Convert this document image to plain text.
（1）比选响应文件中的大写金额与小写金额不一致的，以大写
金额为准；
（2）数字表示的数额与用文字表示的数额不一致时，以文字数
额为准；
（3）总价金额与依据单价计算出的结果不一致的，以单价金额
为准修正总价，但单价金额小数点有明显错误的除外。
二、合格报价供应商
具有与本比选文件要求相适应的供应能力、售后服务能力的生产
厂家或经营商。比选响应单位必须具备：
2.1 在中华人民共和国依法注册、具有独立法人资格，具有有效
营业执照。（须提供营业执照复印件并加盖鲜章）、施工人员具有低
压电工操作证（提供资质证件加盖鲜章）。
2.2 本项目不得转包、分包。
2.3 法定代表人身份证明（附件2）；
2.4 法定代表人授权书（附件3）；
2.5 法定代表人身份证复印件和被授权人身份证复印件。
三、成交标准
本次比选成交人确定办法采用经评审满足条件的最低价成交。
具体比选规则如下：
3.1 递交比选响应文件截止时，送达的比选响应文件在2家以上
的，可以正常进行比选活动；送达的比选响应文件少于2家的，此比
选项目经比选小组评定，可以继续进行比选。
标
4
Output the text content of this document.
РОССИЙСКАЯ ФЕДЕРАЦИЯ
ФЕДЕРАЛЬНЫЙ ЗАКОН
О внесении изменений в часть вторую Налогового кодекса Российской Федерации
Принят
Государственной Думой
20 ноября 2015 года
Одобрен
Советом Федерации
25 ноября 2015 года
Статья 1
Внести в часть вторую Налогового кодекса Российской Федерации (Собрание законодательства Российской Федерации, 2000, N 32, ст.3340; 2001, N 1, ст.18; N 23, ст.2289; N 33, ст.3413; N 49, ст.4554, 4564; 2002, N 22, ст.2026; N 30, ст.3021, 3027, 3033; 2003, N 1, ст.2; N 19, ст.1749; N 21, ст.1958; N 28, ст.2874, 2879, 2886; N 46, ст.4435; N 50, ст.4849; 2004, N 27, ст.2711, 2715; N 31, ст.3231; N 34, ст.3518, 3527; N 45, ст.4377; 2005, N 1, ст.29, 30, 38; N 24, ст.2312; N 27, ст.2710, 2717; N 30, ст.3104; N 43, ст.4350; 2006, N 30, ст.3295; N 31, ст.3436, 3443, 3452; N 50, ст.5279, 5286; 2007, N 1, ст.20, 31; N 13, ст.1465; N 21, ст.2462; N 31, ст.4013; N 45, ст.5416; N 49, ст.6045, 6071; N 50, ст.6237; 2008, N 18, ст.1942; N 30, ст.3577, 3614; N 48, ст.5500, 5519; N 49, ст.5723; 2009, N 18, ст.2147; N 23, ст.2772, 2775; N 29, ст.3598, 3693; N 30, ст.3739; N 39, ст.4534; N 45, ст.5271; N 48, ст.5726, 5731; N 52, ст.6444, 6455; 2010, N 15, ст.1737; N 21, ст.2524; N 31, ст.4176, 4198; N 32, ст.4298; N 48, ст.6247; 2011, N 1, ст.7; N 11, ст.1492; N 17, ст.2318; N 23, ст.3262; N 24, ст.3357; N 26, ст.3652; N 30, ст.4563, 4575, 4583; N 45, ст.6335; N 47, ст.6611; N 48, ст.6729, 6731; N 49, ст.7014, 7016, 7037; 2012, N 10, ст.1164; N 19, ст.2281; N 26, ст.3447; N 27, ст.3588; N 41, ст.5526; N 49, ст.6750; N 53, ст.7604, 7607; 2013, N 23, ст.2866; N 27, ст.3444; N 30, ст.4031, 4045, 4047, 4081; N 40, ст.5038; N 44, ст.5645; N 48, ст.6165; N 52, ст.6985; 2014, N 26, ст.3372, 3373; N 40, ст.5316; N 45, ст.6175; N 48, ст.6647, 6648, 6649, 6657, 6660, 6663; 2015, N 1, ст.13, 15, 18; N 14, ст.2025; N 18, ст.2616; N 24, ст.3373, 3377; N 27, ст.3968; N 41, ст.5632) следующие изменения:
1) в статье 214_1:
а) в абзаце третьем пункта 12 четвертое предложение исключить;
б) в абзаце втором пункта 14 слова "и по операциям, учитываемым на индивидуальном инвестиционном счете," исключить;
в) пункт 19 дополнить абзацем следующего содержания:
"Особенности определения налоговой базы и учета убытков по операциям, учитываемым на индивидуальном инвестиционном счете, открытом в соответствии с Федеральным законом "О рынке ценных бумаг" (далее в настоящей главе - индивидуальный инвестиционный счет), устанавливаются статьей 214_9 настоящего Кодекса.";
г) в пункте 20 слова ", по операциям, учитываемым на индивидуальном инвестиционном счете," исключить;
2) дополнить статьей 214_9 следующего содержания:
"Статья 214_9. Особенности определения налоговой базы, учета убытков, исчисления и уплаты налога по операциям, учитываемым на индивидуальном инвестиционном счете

◇ ◇ ◇ ◇

Repeat every record, exactly as written.

Convert this document image to plain text.
（1）比选响应文件中的大写金额与小写金额不一致的，以大写
金额为准；
（2）数字表示的数额与用文字表示的数额不一致时，以文字数
额为准；
（3）总价金额与依据单价计算出的结果不一致的，以单价金额
为准修正总价，但单价金额小数点有明显错误的除外。
二、合格报价供应商
具有与本比选文件要求相适应的供应能力、售后服务能力的生产
厂家或经营商。比选响应单位必须具备：
2.1 在中华人民共和国依法注册、具有独立法人资格，具有有效
营业执照。（须提供营业执照复印件并加盖鲜章）、施工人员具有低
压电工操作证（提供资质证件加盖鲜章）。
2.2 本项目不得转包、分包。
2.3 法定代表人身份证明（附件2）；
2.4 法定代表人授权书（附件3）；
2.5 法定代表人身份证复印件和被授权人身份证复印件。
三、成交标准
本次比选成交人确定办法采用经评审满足条件的最低价成交。
具体比选规则如下：
3.1 递交比选响应文件截止时，送达的比选响应文件在2家以上
的，可以正常进行比选活动；送达的比选响应文件少于2家的，此比
选项目经比选小组评定，可以继续进行比选。
标
4
Output the text content of this document.
РОССИЙСКАЯ ФЕДЕРАЦИЯ
ФЕДЕРАЛЬНЫЙ ЗАКОН
О внесении изменений в часть вторую Налогового кодекса Российской Федерации
Принят
Государственной Думой
20 ноября 2015 года
Одобрен
Советом Федерации
25 ноября 2015 года
Статья 1
Внести в часть вторую Налогового кодекса Российской Федерации (Собрание законодательства Российской Федерации, 2000, N 32, ст.3340; 2001, N 1, ст.18; N 23, ст.2289; N 33, ст.3413; N 49, ст.4554, 4564; 2002, N 22, ст.2026; N 30, ст.3021, 3027, 3033; 2003, N 1, ст.2; N 19, ст.1749; N 21, ст.1958; N 28, ст.2874, 2879, 2886; N 46, ст.4435; N 50, ст.4849; 2004, N 27, ст.2711, 2715; N 31, ст.3231; N 34, ст.3518, 3527; N 45, ст.4377; 2005, N 1, ст.29, 30, 38; N 24, ст.2312; N 27, ст.2710, 2717; N 30, ст.3104; N 43, ст.4350; 2006, N 30, ст.3295; N 31, ст.3436, 3443, 3452; N 50, ст.5279, 5286; 2007, N 1, ст.20, 31; N 13, ст.1465; N 21, ст.2462; N 31, ст.4013; N 45, ст.5416; N 49, ст.6045, 6071; N 50, ст.6237; 2008, N 18, ст.1942; N 30, ст.3577, 3614; N 48, ст.5500, 5519; N 49, ст.5723; 2009, N 18, ст.2147; N 23, ст.2772, 2775; N 29, ст.3598, 3693; N 30, ст.3739; N 39, ст.4534; N 45, ст.5271; N 48, ст.5726, 5731; N 52, ст.6444, 6455; 2010, N 15, ст.1737; N 21, ст.2524; N 31, ст.4176, 4198; N 32, ст.4298; N 48, ст.6247; 2011, N 1, ст.7; N 11, ст.1492; N 17, ст.2318; N 23, ст.3262; N 24, ст.3357; N 26, ст.3652; N 30, ст.4563, 4575, 4583; N 45, ст.6335; N 47, ст.6611; N 48, ст.6729, 6731; N 49, ст.7014, 7016, 7037; 2012, N 10, ст.1164; N 19, ст.2281; N 26, ст.3447; N 27, ст.3588; N 41, ст.5526; N 49, ст.6750; N 53, ст.7604, 7607; 2013, N 23, ст.2866; N 27, ст.3444; N 30, ст.4031, 4045, 4047, 4081; N 40, ст.5038; N 44, ст.5645; N 48, ст.6165; N 52, ст.6985; 2014, N 26, ст.3372, 3373; N 40, ст.5316; N 45, ст.6175; N 48, ст.6647, 6648, 6649, 6657, 6660, 6663; 2015, N 1, ст.13, 15, 18; N 14, ст.2025; N 18, ст.2616; N 24, ст.3373, 3377; N 27, ст.3968; N 41, ст.5632) следующие изменения:
1) в статье 214_1:
а) в абзаце третьем пункта 12 четвертое предложение исключить;
б) в абзаце втором пункта 14 слова "и по операциям, учитываемым на индивидуальном инвестиционном счете," исключить;
в) пункт 19 дополнить абзацем следующего содержания:
"Особенности определения налоговой базы и учета убытков по операциям, учитываемым на индивидуальном инвестиционном счете, открытом в соответствии с Федеральным законом "О рынке ценных бумаг" (далее в настоящей главе - индивидуальный инвестиционный счет), устанавливаются статьей 214_9 настоящего Кодекса.";
г) в пункте 20 слова ", по операциям, учитываемым на индивидуальном инвестиционном счете," исключить;
2) дополнить статьей 214_9 следующего содержания:
"Статья 214_9. Особенности определения налоговой базы, учета убытков, исчисления и уплаты налога по операциям, учитываемым на индивидуальном инвестиционном счете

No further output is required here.